[Requirement] For each line of the data below that holds "Функция", copy the line.

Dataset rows
+++

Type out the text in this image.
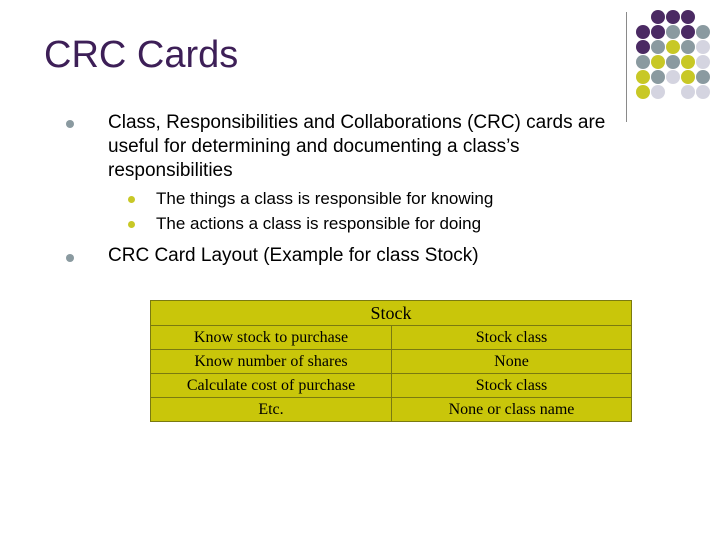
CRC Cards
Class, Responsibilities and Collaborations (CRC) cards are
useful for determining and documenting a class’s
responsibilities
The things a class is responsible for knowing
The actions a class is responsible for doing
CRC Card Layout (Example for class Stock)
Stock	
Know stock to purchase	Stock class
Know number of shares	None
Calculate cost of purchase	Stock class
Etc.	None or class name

+++

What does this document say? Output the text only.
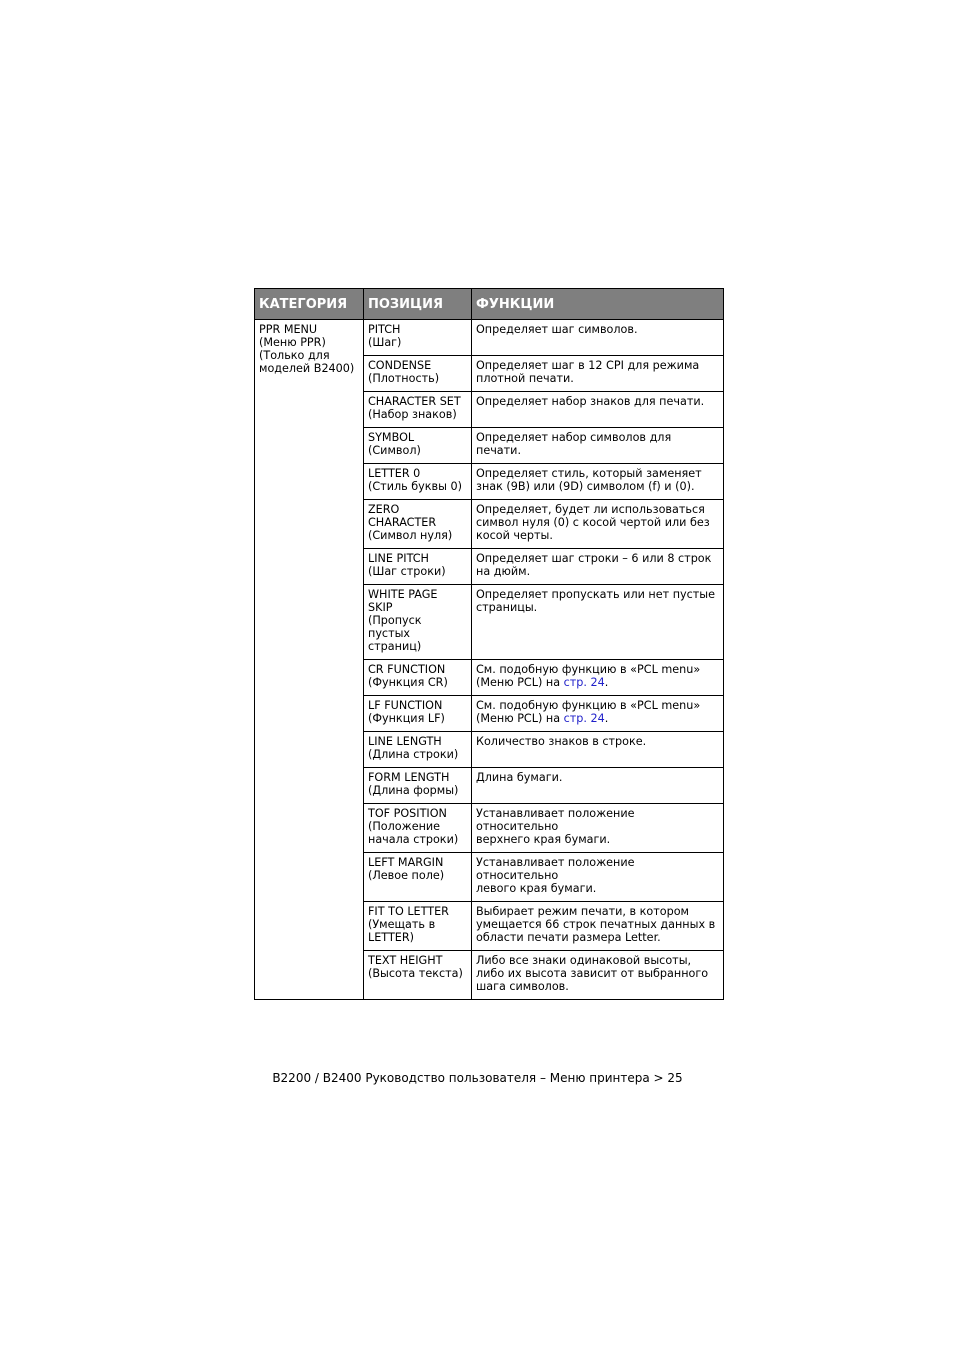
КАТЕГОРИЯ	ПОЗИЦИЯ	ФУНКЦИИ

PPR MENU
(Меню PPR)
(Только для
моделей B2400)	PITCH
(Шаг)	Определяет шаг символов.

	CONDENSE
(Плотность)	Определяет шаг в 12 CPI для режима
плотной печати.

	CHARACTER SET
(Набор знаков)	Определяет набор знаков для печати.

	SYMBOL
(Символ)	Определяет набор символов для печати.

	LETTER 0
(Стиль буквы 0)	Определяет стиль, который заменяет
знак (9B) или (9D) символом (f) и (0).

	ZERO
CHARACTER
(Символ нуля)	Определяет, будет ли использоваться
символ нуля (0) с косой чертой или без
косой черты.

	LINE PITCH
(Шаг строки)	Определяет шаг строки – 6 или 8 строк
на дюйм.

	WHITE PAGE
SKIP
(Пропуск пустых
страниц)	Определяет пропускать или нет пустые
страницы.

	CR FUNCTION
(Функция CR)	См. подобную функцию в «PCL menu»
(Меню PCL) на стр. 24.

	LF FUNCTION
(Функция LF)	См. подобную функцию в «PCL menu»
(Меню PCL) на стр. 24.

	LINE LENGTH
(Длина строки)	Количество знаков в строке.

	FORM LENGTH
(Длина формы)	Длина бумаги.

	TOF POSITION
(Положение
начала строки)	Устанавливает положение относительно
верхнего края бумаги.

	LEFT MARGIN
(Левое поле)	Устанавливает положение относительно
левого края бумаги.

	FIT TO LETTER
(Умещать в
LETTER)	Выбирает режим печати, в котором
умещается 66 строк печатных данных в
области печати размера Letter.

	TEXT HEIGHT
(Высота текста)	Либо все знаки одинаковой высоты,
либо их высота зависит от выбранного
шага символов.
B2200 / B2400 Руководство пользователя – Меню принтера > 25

+++

[Problem solution]
(Функция CR)	См. подобную функцию в «PCL menu»
(Функция LF)	См. подобную функцию в «PCL menu»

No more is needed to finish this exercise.